Records contained in a dataset
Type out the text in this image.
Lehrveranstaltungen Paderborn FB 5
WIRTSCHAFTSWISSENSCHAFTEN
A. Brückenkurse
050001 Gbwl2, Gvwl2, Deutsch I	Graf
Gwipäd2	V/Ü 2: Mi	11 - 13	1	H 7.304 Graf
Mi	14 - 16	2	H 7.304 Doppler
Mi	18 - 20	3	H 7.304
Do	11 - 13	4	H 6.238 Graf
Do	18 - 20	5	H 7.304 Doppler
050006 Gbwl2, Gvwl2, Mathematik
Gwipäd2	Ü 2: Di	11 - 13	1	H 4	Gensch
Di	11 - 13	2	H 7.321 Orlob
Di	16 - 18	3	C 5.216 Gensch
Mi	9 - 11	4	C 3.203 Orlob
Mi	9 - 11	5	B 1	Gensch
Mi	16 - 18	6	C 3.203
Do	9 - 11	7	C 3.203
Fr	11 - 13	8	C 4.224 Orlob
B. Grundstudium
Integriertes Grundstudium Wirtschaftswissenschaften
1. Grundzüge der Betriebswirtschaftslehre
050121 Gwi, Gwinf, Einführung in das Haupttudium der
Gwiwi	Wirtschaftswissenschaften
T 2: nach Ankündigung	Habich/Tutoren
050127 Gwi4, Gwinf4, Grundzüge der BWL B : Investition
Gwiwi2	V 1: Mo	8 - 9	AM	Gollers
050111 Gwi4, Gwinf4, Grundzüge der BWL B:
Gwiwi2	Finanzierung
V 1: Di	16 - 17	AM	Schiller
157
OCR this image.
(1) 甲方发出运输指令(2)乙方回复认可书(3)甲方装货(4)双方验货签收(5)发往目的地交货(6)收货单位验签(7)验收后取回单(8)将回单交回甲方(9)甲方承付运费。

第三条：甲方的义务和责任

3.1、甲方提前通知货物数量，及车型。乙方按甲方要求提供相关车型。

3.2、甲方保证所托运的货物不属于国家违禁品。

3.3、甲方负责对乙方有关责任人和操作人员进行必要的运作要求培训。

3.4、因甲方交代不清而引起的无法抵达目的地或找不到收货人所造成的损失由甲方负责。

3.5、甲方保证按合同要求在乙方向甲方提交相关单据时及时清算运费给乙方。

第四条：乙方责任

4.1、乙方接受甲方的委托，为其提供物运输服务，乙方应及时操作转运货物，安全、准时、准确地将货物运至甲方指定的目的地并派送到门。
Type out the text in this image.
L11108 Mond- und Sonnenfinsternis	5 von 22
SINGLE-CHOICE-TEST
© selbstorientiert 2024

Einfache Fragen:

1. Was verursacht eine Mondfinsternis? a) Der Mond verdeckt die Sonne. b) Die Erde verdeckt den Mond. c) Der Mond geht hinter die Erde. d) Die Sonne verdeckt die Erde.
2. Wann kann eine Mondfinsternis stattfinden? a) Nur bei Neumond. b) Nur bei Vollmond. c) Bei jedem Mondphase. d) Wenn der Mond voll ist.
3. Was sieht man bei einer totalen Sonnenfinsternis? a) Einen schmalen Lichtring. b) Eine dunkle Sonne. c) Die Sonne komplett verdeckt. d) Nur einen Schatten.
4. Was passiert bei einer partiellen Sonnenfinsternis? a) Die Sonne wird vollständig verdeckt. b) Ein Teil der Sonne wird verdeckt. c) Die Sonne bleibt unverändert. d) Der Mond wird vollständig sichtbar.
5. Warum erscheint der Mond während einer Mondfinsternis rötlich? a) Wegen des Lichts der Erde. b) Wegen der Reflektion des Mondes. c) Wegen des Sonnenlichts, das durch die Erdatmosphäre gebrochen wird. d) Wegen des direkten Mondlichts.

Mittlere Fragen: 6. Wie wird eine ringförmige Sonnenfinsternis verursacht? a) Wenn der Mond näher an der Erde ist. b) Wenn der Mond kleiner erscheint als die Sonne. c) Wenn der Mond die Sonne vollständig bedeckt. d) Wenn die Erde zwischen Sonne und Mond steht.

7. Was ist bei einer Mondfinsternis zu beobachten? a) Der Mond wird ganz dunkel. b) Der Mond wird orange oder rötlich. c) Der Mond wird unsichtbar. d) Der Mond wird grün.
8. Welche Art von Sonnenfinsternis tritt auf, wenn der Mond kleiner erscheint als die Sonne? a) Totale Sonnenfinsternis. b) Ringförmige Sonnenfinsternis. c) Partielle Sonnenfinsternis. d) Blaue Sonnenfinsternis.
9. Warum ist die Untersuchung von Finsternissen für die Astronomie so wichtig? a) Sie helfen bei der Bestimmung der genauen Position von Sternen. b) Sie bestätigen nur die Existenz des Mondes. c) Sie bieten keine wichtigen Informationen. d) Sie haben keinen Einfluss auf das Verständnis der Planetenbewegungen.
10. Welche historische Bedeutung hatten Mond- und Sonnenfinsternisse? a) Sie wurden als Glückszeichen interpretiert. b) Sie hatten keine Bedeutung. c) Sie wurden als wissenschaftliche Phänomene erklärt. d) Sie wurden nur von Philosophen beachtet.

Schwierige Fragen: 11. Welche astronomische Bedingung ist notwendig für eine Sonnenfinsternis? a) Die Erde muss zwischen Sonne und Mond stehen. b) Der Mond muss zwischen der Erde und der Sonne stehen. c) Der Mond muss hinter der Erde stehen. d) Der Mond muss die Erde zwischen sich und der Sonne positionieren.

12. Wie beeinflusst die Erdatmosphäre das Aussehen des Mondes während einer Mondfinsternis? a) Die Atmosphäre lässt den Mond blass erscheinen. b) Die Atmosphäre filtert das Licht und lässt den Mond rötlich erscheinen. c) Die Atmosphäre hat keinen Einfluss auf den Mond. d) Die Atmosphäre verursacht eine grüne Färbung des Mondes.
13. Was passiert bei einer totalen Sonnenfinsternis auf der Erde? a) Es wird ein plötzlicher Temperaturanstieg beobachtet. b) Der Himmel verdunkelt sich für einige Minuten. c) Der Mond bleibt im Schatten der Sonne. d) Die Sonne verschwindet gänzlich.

▶ [WHAT NEEDS TO BE DONE]: Output the entries exactly.

▶ [RESPONSE TO THE TASK]:
Type out the text in this image.
Lehrveranstaltungen Paderborn FB 5
WIRTSCHAFTSWISSENSCHAFTEN
A. Brückenkurse
050001 Gbwl2, Gvwl2, Deutsch I	Graf
Gwipäd2	V/Ü 2: Mi	11 - 13	1	H 7.304 Graf
Mi	14 - 16	2	H 7.304 Doppler
Mi	18 - 20	3	H 7.304
Do	11 - 13	4	H 6.238 Graf
Do	18 - 20	5	H 7.304 Doppler
050006 Gbwl2, Gvwl2, Mathematik
Gwipäd2	Ü 2: Di	11 - 13	1	H 4	Gensch
Di	11 - 13	2	H 7.321 Orlob
Di	16 - 18	3	C 5.216 Gensch
Mi	9 - 11	4	C 3.203 Orlob
Mi	9 - 11	5	B 1	Gensch
Mi	16 - 18	6	C 3.203
Do	9 - 11	7	C 3.203
Fr	11 - 13	8	C 4.224 Orlob
B. Grundstudium
Integriertes Grundstudium Wirtschaftswissenschaften
1. Grundzüge der Betriebswirtschaftslehre
050121 Gwi, Gwinf, Einführung in das Haupttudium der
Gwiwi	Wirtschaftswissenschaften
T 2: nach Ankündigung	Habich/Tutoren
050127 Gwi4, Gwinf4, Grundzüge der BWL B : Investition
Gwiwi2	V 1: Mo	8 - 9	AM	Gollers
050111 Gwi4, Gwinf4, Grundzüge der BWL B:
Gwiwi2	Finanzierung
V 1: Di	16 - 17	AM	Schiller
157
OCR this image.
(1) 甲方发出运输指令(2)乙方回复认可书(3)甲方装货(4)双方验货签收(5)发往目的地交货(6)收货单位验签(7)验收后取回单(8)将回单交回甲方(9)甲方承付运费。

第三条：甲方的义务和责任

3.1、甲方提前通知货物数量，及车型。乙方按甲方要求提供相关车型。

3.2、甲方保证所托运的货物不属于国家违禁品。

3.3、甲方负责对乙方有关责任人和操作人员进行必要的运作要求培训。

3.4、因甲方交代不清而引起的无法抵达目的地或找不到收货人所造成的损失由甲方负责。

3.5、甲方保证按合同要求在乙方向甲方提交相关单据时及时清算运费给乙方。

第四条：乙方责任

4.1、乙方接受甲方的委托，为其提供物运输服务，乙方应及时操作转运货物，安全、准时、准确地将货物运至甲方指定的目的地并派送到门。
Type out the text in this image.
L11108 Mond- und Sonnenfinsternis	5 von 22
SINGLE-CHOICE-TEST
© selbstorientiert 2024

Einfache Fragen:

1. Was verursacht eine Mondfinsternis? a) Der Mond verdeckt die Sonne. b) Die Erde verdeckt den Mond. c) Der Mond geht hinter die Erde. d) Die Sonne verdeckt die Erde.
2. Wann kann eine Mondfinsternis stattfinden? a) Nur bei Neumond. b) Nur bei Vollmond. c) Bei jedem Mondphase. d) Wenn der Mond voll ist.
3. Was sieht man bei einer totalen Sonnenfinsternis? a) Einen schmalen Lichtring. b) Eine dunkle Sonne. c) Die Sonne komplett verdeckt. d) Nur einen Schatten.
4. Was passiert bei einer partiellen Sonnenfinsternis? a) Die Sonne wird vollständig verdeckt. b) Ein Teil der Sonne wird verdeckt. c) Die Sonne bleibt unverändert. d) Der Mond wird vollständig sichtbar.
5. Warum erscheint der Mond während einer Mondfinsternis rötlich? a) Wegen des Lichts der Erde. b) Wegen der Reflektion des Mondes. c) Wegen des Sonnenlichts, das durch die Erdatmosphäre gebrochen wird. d) Wegen des direkten Mondlichts.

Mittlere Fragen: 6. Wie wird eine ringförmige Sonnenfinsternis verursacht? a) Wenn der Mond näher an der Erde ist. b) Wenn der Mond kleiner erscheint als die Sonne. c) Wenn der Mond die Sonne vollständig bedeckt. d) Wenn die Erde zwischen Sonne und Mond steht.

7. Was ist bei einer Mondfinsternis zu beobachten? a) Der Mond wird ganz dunkel. b) Der Mond wird orange oder rötlich. c) Der Mond wird unsichtbar. d) Der Mond wird grün.
8. Welche Art von Sonnenfinsternis tritt auf, wenn der Mond kleiner erscheint als die Sonne? a) Totale Sonnenfinsternis. b) Ringförmige Sonnenfinsternis. c) Partielle Sonnenfinsternis. d) Blaue Sonnenfinsternis.
9. Warum ist die Untersuchung von Finsternissen für die Astronomie so wichtig? a) Sie helfen bei der Bestimmung der genauen Position von Sternen. b) Sie bestätigen nur die Existenz des Mondes. c) Sie bieten keine wichtigen Informationen. d) Sie haben keinen Einfluss auf das Verständnis der Planetenbewegungen.
10. Welche historische Bedeutung hatten Mond- und Sonnenfinsternisse? a) Sie wurden als Glückszeichen interpretiert. b) Sie hatten keine Bedeutung. c) Sie wurden als wissenschaftliche Phänomene erklärt. d) Sie wurden nur von Philosophen beachtet.

Schwierige Fragen: 11. Welche astronomische Bedingung ist notwendig für eine Sonnenfinsternis? a) Die Erde muss zwischen Sonne und Mond stehen. b) Der Mond muss zwischen der Erde und der Sonne stehen. c) Der Mond muss hinter der Erde stehen. d) Der Mond muss die Erde zwischen sich und der Sonne positionieren.

12. Wie beeinflusst die Erdatmosphäre das Aussehen des Mondes während einer Mondfinsternis? a) Die Atmosphäre lässt den Mond blass erscheinen. b) Die Atmosphäre filtert das Licht und lässt den Mond rötlich erscheinen. c) Die Atmosphäre hat keinen Einfluss auf den Mond. d) Die Atmosphäre verursacht eine grüne Färbung des Mondes.
13. Was passiert bei einer totalen Sonnenfinsternis auf der Erde? a) Es wird ein plötzlicher Temperaturanstieg beobachtet. b) Der Himmel verdunkelt sich für einige Minuten. c) Der Mond bleibt im Schatten der Sonne. d) Die Sonne verschwindet gänzlich.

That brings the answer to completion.